DATA FOR THE TASK:
--------------------

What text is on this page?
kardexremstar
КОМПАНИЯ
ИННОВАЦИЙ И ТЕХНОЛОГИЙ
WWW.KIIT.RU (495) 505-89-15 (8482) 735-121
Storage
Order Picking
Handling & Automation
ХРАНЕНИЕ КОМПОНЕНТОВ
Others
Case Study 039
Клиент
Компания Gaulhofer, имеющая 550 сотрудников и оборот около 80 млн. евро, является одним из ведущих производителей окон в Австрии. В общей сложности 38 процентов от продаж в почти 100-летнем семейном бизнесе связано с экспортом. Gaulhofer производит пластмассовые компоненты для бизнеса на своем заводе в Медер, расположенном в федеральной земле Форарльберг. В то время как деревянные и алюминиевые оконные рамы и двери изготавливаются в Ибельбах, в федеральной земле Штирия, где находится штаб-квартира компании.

--------------------

GIVEN TASK: Reproduce the records in full, exactly as written.

RESULT OF THIS EXERCISE:
What text is on this page?
kardexremstar
КОМПАНИЯ
ИННОВАЦИЙ И ТЕХНОЛОГИЙ
WWW.KIIT.RU (495) 505-89-15 (8482) 735-121
Storage
Order Picking
Handling & Automation
ХРАНЕНИЕ КОМПОНЕНТОВ
Others
Case Study 039
Клиент
Компания Gaulhofer, имеющая 550 сотрудников и оборот около 80 млн. евро, является одним из ведущих производителей окон в Австрии. В общей сложности 38 процентов от продаж в почти 100-летнем семейном бизнесе связано с экспортом. Gaulhofer производит пластмассовые компоненты для бизнеса на своем заводе в Медер, расположенном в федеральной земле Форарльберг. В то время как деревянные и алюминиевые оконные рамы и двери изготавливаются в Ибельбах, в федеральной земле Штирия, где находится штаб-квартира компании.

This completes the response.